*DIRECTIVE:*
Print the data that follows exactly.

--- --- ---

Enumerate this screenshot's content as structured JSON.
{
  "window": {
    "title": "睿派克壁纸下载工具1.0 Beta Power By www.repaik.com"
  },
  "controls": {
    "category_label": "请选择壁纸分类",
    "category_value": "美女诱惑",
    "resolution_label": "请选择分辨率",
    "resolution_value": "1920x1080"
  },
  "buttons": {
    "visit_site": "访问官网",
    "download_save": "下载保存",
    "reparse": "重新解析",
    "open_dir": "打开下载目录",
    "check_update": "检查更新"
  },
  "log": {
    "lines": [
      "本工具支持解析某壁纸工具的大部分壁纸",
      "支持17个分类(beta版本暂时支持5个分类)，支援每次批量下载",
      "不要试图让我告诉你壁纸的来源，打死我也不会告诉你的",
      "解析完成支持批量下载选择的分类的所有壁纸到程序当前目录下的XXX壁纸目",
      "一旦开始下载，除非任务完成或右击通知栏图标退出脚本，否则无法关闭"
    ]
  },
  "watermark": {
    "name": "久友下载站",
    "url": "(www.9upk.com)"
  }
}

--- --- ---

*ANSWER TO THE EXERCISE:*
Enumerate this screenshot's content as structured JSON.
{
  "window": {
    "title": "睿派克壁纸下载工具1.0 Beta Power By www.repaik.com"
  },
  "controls": {
    "category_label": "请选择壁纸分类",
    "category_value": "美女诱惑",
    "resolution_label": "请选择分辨率",
    "resolution_value": "1920x1080"
  },
  "buttons": {
    "visit_site": "访问官网",
    "download_save": "下载保存",
    "reparse": "重新解析",
    "open_dir": "打开下载目录",
    "check_update": "检查更新"
  },
  "log": {
    "lines": [
      "本工具支持解析某壁纸工具的大部分壁纸",
      "支持17个分类(beta版本暂时支持5个分类)，支援每次批量下载",
      "不要试图让我告诉你壁纸的来源，打死我也不会告诉你的",
      "解析完成支持批量下载选择的分类的所有壁纸到程序当前目录下的XXX壁纸目",
      "一旦开始下载，除非任务完成或右击通知栏图标退出脚本，否则无法关闭"
    ]
  },
  "watermark": {
    "name": "久友下载站",
    "url": "(www.9upk.com)"
  }
}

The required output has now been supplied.